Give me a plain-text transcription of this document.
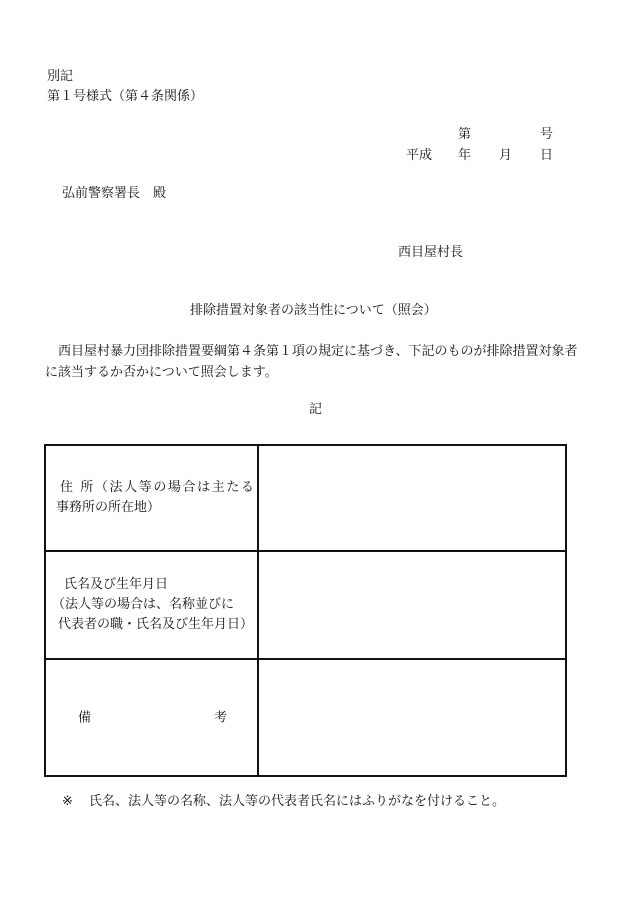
別記
第１号様式（第４条関係）
第	号
平成 年 月 日
弘前警察署長　殿
西目屋村長
排除措置対象者の該当性について（照会）
西目屋村暴力団排除措置要綱第４条第１項の規定に基づき、下記のものが排除措置対象者
に該当するか否かについて照会します。
記
住 所（法人等の場合は主たる
事務所の所在地）	

氏名及び生年月日
（法人等の場合は、名称並びに
代表者の職・氏名及び生年月日）	

備 考	

※ 氏名、法人等の名称、法人等の代表者氏名にはふりがなを付けること。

○ ○ ○ ○ ○

• **TASK TO COMPLETE**
Retype the listing exactly. Pictures do not belong in the copy.

• **ANSWER TO THIS PROBLEM**
Give me a plain-text transcription of this document.
別記
第１号様式（第４条関係）
第	号
平成 年 月 日
弘前警察署長　殿
西目屋村長
排除措置対象者の該当性について（照会）
西目屋村暴力団排除措置要綱第４条第１項の規定に基づき、下記のものが排除措置対象者
に該当するか否かについて照会します。
記
住 所（法人等の場合は主たる
事務所の所在地）	

氏名及び生年月日
（法人等の場合は、名称並びに
代表者の職・氏名及び生年月日）	

備 考	

※ 氏名、法人等の名称、法人等の代表者氏名にはふりがなを付けること。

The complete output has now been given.